***** PROVIDED INFORMATION

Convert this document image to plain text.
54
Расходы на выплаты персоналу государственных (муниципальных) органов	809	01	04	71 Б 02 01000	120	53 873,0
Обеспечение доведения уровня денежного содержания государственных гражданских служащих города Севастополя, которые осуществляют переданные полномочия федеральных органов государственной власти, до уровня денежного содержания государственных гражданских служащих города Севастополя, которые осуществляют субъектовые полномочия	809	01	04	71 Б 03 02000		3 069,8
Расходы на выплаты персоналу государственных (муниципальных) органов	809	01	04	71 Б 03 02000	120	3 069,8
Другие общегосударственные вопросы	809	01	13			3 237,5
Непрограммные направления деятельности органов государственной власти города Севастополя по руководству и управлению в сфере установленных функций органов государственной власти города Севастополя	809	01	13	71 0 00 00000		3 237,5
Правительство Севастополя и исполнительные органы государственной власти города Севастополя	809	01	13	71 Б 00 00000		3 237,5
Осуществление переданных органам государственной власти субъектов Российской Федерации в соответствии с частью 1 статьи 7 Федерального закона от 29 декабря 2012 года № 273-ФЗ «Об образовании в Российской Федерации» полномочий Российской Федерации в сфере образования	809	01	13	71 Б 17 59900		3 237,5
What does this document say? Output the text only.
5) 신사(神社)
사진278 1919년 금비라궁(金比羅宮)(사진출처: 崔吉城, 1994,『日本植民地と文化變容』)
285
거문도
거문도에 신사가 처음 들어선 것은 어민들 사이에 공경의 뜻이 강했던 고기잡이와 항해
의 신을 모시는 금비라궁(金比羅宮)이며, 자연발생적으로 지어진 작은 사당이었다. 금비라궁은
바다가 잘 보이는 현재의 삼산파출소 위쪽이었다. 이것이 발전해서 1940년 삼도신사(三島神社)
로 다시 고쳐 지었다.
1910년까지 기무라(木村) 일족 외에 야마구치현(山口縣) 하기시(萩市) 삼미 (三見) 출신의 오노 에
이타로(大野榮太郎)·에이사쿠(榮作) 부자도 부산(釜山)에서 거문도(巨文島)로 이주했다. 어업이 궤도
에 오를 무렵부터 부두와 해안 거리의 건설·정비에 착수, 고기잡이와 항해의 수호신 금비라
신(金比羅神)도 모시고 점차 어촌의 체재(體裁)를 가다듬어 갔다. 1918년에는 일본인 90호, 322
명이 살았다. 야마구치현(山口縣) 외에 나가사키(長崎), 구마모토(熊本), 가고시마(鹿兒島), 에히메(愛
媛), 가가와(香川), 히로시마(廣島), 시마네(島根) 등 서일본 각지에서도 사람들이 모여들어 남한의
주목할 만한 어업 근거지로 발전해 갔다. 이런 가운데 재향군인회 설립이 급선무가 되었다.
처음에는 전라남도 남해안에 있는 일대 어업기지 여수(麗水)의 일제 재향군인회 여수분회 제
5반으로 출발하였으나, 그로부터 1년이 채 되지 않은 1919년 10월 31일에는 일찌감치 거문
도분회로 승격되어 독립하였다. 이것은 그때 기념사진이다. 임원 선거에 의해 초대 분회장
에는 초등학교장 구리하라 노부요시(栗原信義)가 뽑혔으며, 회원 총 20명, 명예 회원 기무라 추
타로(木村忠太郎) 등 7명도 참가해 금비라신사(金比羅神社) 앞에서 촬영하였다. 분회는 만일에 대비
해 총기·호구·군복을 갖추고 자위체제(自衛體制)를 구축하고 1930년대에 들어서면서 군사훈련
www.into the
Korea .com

**********

What is the number of lines holding the word "сфере"? State it alone.

2